* [Objective] Filter the lines below, copying only those with the string "Österreich".

* [Excerpts from a figure dataset]
______________________________

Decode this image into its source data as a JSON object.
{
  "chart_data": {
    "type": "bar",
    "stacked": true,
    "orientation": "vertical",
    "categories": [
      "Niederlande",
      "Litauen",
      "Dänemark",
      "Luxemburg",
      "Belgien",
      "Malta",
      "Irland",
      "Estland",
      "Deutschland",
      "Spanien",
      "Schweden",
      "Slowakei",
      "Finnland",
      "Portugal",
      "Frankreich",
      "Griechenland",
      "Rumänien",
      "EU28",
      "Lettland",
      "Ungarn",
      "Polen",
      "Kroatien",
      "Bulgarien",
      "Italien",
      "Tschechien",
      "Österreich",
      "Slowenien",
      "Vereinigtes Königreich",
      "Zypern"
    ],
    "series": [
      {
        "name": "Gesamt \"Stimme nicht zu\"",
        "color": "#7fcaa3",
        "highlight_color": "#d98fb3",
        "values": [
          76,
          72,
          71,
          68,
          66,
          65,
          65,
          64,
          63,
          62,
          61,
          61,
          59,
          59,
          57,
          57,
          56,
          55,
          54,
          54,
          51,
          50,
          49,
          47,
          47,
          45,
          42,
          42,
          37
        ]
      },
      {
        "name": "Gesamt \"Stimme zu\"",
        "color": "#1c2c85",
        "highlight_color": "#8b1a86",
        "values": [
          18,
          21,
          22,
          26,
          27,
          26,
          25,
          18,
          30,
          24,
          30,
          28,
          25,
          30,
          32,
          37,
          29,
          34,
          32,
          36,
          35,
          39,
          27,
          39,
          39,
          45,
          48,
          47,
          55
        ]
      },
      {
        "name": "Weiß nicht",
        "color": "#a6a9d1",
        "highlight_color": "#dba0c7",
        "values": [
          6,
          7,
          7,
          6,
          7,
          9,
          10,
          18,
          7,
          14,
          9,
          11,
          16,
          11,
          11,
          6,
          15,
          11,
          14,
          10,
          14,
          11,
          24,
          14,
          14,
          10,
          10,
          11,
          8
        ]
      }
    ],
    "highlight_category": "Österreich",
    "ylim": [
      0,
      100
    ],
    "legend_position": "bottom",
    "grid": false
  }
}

______________________________

* [Solution for this exercise]
      "Österreich",
    "highlight_category": "Österreich",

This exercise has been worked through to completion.